[EXERCISE OBJECTIVE]
Say only how many lines contain the word "upto".

[DATA IN THIS EXERCISE]
* BEGIN *
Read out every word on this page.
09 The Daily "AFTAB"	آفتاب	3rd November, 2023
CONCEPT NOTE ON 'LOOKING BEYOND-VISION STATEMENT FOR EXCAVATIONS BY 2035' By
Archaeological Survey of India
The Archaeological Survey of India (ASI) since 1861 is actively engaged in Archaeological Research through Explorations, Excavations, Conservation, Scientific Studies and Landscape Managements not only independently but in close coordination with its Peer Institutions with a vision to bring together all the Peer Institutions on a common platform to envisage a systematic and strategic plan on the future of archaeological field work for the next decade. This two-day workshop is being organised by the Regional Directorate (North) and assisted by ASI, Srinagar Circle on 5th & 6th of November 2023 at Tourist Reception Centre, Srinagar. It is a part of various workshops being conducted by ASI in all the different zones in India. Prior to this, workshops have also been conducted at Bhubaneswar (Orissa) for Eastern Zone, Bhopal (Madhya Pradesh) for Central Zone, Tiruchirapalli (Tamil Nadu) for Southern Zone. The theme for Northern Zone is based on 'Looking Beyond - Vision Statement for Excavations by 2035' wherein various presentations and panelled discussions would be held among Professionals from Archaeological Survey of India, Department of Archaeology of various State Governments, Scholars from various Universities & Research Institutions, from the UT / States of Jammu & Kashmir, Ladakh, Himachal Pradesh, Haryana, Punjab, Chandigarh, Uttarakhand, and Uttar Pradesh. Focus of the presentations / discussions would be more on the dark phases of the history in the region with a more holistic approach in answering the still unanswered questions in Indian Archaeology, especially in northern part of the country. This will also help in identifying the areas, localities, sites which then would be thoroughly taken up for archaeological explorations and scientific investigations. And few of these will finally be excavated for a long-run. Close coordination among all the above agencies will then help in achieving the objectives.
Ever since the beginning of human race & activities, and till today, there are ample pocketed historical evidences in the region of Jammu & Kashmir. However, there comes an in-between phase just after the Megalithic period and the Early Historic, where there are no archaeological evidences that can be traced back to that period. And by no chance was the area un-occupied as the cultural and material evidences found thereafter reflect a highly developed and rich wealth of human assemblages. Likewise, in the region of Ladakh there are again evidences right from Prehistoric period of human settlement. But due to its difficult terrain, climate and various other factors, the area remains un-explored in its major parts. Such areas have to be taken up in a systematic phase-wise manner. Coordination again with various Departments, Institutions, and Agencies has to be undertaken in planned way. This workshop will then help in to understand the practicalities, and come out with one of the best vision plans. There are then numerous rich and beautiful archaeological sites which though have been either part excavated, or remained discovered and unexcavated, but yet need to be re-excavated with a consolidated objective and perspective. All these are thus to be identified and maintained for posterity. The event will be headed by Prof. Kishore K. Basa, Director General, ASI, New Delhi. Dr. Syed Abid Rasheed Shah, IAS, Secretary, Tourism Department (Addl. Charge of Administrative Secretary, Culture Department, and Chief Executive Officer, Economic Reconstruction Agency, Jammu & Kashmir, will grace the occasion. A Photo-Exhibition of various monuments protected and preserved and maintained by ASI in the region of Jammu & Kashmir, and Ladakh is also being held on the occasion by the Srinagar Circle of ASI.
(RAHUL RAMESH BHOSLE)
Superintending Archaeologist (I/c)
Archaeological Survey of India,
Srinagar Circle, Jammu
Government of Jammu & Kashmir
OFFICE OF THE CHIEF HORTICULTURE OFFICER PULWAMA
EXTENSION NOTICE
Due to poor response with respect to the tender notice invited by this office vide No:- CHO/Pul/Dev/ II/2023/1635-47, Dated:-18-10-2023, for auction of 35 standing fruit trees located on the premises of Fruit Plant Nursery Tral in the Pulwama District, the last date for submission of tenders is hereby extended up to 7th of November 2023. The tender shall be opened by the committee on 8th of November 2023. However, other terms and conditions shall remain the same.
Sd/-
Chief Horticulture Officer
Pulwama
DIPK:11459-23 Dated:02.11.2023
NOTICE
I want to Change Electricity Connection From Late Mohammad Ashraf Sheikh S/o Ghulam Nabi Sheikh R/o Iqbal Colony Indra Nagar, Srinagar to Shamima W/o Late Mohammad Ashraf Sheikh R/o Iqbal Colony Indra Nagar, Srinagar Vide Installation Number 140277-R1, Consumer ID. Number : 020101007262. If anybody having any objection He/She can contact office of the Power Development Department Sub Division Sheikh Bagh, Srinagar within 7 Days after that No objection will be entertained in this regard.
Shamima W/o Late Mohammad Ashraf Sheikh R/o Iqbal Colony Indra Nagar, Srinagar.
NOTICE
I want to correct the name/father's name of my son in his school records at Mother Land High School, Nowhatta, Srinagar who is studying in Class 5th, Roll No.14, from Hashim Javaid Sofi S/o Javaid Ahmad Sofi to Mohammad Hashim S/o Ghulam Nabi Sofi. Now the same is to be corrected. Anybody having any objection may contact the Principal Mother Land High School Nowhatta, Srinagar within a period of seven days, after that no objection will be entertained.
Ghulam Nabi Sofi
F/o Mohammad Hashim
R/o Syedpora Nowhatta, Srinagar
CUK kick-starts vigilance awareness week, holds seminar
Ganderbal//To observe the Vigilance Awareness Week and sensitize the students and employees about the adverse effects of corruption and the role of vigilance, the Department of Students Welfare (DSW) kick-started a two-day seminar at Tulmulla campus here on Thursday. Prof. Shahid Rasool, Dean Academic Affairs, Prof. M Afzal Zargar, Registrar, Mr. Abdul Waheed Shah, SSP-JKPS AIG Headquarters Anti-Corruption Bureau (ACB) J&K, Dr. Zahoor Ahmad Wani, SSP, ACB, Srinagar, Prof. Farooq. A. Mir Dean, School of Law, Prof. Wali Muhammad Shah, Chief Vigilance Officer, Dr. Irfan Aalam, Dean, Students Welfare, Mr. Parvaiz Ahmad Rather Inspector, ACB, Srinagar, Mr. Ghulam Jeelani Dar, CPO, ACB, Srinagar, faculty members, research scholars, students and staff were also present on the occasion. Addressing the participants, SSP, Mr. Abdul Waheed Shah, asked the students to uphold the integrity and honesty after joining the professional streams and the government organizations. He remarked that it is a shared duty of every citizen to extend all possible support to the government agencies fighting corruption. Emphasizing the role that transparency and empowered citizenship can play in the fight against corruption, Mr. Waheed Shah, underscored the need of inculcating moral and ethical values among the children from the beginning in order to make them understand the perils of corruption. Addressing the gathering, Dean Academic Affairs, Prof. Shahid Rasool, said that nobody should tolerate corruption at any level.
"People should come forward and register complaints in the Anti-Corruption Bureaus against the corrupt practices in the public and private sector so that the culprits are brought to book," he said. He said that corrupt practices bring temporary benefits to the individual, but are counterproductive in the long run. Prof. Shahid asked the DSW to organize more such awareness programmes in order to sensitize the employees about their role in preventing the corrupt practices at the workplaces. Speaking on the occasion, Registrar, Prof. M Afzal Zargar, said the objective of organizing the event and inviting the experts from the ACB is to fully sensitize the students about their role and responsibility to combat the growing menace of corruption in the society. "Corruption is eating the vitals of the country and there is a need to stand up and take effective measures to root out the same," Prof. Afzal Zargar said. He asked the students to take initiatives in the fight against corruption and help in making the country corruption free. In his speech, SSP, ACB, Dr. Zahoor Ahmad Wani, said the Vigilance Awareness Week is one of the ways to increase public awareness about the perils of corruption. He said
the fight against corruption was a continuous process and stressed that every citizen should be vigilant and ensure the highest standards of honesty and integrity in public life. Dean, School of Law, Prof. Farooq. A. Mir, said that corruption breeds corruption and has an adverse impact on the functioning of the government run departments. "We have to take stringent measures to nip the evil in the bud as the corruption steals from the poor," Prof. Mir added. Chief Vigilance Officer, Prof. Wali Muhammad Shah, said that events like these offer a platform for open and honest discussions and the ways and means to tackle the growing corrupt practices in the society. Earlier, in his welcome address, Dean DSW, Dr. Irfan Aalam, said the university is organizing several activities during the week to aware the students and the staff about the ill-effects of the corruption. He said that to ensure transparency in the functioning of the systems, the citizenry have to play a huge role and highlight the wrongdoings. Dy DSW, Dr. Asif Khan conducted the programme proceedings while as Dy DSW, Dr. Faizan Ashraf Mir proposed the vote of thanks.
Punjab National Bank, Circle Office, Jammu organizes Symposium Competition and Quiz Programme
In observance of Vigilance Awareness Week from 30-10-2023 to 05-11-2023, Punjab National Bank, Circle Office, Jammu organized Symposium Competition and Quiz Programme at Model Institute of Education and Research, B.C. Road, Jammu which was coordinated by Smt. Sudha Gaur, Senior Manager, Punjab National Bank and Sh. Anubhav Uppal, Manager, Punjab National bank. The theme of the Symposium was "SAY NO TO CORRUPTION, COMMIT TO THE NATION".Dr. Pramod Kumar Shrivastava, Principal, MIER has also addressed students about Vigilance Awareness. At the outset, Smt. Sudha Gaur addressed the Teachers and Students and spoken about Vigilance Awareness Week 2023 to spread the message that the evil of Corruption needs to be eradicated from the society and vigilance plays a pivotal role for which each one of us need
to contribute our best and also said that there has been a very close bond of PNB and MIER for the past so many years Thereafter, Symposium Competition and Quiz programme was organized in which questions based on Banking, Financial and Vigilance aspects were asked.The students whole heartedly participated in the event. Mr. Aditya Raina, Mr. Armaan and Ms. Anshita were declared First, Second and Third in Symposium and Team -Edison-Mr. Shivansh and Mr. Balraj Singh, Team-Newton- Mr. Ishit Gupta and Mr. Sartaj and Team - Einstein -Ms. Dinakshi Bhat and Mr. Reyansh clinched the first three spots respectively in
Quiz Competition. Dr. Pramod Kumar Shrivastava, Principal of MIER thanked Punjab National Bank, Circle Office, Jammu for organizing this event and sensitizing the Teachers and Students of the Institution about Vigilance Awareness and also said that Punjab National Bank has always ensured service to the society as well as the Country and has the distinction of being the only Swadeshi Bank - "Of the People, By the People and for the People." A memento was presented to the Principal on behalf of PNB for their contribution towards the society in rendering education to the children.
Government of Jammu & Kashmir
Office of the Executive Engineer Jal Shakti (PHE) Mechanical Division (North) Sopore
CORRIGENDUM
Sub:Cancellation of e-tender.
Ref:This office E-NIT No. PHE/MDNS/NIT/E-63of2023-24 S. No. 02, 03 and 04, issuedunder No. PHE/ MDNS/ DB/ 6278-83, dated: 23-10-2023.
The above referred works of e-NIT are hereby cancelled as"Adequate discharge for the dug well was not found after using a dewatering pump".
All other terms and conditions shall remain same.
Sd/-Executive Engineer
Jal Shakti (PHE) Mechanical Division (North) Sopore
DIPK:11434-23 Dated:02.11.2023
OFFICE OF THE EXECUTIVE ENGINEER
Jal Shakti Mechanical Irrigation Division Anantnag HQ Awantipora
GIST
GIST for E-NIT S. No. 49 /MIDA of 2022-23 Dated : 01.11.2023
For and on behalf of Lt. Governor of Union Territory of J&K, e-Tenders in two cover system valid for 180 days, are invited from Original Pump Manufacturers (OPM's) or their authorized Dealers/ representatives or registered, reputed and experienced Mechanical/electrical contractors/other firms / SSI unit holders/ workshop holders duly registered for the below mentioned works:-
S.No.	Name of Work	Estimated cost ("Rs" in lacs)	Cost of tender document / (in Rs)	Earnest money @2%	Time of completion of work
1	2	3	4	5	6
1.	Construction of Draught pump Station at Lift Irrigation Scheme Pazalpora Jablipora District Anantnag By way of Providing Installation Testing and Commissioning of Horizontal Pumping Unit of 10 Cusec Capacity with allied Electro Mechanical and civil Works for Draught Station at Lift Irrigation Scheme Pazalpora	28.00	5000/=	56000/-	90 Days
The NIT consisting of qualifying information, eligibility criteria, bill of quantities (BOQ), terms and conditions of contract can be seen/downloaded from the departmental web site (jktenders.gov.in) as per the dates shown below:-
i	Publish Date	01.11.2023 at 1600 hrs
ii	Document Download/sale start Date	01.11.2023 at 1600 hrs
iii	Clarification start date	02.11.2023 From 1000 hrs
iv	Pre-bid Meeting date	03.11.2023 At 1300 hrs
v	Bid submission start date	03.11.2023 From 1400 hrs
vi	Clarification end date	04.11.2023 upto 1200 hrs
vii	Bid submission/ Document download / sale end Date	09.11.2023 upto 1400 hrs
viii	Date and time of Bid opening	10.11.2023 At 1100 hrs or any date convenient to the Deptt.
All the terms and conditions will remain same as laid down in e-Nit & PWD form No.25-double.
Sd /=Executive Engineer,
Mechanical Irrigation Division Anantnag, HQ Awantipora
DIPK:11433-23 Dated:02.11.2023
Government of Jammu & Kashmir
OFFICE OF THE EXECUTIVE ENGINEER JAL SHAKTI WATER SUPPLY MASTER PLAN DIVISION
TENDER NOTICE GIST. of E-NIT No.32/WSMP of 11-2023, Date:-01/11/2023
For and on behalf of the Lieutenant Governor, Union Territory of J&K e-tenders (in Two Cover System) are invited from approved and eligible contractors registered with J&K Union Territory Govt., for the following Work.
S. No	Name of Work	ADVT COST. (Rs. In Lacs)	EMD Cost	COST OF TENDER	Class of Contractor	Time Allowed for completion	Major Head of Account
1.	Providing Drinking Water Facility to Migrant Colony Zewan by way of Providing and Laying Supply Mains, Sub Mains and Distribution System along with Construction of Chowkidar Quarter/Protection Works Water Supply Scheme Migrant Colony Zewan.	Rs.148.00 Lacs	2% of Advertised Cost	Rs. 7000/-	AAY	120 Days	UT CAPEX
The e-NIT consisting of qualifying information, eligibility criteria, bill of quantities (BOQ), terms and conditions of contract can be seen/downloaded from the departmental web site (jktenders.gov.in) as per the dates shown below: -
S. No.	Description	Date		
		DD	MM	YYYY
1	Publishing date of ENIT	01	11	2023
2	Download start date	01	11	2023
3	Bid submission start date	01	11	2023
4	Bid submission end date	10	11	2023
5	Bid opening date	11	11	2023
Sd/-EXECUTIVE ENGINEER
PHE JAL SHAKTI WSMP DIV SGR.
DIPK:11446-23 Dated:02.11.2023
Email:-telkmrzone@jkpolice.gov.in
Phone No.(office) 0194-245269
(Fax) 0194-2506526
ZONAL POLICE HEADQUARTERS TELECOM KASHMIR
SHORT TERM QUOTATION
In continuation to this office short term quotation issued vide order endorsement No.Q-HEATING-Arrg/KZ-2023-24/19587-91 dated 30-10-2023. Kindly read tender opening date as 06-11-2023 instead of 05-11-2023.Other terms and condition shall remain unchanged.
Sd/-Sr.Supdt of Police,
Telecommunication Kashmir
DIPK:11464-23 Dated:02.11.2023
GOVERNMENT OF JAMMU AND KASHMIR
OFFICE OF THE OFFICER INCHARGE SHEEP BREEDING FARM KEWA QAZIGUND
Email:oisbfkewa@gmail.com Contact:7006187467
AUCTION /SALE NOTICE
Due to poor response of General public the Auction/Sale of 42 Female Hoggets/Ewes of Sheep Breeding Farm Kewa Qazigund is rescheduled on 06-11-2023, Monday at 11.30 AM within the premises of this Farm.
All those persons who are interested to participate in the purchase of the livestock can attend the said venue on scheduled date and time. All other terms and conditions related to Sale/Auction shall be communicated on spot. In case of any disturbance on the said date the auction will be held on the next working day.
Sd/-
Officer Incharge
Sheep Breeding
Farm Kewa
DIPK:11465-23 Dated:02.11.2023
* END *
[RESULT OF THIS EXERCISE]
2